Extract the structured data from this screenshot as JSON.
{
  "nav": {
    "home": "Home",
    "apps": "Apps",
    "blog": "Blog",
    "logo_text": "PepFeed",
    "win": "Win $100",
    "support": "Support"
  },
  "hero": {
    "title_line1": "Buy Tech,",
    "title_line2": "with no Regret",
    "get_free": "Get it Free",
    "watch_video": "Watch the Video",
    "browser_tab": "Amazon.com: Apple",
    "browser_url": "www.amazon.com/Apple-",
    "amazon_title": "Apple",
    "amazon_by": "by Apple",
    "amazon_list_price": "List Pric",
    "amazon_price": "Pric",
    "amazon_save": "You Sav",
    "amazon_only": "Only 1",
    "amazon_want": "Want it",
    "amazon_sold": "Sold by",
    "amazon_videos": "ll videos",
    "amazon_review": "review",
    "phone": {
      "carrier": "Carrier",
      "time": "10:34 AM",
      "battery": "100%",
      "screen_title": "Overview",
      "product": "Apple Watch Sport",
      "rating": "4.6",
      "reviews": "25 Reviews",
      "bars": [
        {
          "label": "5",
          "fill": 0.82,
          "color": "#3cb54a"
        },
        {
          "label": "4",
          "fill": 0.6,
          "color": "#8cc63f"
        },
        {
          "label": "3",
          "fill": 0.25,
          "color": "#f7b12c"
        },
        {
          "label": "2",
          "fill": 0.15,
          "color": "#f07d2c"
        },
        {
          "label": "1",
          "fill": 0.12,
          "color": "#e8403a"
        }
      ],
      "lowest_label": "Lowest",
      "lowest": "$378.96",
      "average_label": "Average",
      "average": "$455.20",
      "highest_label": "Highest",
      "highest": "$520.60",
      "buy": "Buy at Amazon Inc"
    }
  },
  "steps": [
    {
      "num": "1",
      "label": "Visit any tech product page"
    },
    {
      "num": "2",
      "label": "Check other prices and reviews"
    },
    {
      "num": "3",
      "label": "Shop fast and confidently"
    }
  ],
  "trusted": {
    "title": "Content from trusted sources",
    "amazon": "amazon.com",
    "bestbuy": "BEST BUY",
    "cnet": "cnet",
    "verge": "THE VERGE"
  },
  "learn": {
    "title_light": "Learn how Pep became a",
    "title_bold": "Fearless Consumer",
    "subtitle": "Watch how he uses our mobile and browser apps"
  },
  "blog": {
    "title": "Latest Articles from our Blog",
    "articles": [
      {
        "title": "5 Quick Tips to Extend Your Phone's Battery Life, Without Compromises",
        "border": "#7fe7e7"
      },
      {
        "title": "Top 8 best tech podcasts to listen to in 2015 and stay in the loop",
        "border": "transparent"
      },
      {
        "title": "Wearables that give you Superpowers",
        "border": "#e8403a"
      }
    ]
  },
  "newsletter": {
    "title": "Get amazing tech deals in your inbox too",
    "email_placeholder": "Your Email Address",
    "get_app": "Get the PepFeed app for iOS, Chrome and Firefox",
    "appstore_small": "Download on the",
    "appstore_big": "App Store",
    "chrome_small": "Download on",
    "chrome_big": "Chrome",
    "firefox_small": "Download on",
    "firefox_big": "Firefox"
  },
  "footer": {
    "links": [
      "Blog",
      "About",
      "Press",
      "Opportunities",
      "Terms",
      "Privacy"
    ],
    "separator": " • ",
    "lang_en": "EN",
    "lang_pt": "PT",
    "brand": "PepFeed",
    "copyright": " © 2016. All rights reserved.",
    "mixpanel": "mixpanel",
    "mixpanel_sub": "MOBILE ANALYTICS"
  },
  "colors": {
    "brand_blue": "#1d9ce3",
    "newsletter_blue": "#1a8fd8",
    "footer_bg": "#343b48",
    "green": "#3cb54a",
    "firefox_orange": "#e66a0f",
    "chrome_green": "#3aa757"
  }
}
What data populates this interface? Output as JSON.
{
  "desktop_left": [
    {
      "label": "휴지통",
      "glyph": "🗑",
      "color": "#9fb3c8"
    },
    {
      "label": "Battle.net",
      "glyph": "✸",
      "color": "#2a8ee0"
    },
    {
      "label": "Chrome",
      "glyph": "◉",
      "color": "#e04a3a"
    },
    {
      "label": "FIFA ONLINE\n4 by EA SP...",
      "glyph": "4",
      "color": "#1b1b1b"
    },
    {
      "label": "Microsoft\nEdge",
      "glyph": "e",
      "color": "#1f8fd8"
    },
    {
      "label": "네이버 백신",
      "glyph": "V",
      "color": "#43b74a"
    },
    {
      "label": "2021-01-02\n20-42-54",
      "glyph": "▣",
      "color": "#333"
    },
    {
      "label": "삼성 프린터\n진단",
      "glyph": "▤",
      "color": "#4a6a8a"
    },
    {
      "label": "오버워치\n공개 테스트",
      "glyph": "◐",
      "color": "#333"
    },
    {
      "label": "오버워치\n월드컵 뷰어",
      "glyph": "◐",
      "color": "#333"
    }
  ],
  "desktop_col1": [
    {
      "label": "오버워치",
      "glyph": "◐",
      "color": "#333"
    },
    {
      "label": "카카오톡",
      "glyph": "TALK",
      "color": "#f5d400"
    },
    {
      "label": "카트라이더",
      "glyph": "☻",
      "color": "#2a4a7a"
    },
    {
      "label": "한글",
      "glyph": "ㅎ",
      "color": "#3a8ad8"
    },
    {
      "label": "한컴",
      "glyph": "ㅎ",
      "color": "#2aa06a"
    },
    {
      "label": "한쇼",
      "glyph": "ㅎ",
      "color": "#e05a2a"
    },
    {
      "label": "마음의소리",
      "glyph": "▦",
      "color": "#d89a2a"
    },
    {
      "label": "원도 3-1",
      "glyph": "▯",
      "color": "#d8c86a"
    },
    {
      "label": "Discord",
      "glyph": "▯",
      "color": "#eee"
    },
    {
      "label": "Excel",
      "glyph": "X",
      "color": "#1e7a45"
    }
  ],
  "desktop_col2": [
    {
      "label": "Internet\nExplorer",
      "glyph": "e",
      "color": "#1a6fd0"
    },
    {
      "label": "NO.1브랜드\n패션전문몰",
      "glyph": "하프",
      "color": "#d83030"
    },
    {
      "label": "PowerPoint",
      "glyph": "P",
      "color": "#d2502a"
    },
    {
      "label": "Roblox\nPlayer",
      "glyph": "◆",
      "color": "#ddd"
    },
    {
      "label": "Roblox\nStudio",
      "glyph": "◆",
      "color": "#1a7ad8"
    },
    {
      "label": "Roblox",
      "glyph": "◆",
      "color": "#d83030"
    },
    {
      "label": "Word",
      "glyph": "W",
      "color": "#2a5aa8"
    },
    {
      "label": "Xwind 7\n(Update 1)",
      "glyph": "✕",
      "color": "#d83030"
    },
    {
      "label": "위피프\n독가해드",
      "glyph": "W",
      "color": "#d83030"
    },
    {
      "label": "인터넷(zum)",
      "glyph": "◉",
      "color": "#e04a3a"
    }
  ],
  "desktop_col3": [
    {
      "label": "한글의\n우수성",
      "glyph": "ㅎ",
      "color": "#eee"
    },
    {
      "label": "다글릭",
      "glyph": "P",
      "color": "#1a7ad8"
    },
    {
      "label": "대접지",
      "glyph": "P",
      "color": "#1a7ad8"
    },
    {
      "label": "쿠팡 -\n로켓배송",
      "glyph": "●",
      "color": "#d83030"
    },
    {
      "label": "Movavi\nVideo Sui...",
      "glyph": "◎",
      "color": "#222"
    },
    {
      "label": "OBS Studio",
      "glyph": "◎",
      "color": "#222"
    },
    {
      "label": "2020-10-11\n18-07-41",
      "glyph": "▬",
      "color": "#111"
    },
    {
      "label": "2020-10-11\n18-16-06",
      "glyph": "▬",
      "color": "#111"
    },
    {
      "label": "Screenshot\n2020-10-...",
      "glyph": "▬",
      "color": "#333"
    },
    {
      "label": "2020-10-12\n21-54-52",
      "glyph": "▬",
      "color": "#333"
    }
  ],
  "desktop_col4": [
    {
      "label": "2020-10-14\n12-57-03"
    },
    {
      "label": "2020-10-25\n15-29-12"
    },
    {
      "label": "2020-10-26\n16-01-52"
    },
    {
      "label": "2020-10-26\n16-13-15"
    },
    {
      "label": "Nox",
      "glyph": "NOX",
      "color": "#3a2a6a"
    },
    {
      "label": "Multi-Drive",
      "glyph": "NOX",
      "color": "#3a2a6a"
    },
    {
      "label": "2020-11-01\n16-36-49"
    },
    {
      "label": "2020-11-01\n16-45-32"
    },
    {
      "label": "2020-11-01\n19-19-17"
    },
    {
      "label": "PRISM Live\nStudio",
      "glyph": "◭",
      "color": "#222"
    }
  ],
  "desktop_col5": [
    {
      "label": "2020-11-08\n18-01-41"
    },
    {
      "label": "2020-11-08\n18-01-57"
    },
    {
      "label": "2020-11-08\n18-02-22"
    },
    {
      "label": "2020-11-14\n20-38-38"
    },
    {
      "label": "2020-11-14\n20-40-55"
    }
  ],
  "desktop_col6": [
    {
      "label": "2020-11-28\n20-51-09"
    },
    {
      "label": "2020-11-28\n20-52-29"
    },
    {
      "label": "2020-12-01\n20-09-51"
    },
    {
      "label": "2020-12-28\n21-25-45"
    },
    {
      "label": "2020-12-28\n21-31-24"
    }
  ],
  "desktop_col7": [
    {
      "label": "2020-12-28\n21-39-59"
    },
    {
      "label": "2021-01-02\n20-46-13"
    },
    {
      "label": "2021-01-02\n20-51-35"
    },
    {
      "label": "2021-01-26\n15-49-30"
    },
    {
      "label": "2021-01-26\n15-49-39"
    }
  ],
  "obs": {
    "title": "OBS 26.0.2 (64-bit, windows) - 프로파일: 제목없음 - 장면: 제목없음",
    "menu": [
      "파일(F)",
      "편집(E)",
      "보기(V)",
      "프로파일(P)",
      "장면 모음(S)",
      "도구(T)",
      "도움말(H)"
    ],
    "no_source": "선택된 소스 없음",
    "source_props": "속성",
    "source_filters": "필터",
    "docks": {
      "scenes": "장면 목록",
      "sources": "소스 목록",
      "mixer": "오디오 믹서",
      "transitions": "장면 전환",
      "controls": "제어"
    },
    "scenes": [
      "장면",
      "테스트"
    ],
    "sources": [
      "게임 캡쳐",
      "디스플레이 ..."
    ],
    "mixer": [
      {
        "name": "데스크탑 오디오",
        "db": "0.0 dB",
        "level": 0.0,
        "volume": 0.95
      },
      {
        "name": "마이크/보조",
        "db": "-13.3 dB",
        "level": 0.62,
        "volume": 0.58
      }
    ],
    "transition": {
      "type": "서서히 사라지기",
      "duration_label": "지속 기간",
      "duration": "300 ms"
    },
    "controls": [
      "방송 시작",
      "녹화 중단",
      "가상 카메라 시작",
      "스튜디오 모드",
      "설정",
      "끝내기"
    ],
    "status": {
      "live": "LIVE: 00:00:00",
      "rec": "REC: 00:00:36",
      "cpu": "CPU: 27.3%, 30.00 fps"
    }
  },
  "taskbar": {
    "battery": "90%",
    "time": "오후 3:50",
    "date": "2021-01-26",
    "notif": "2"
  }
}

== == ==

**WHAT YOU ARE ASKED TO DO:**
In the entries above, identify every line with the string "fill".

**EXERCISE ANSWER:**
          "fill": 0.82,
          "fill": 0.6,
          "fill": 0.25,
          "fill": 0.15,
          "fill": 0.12,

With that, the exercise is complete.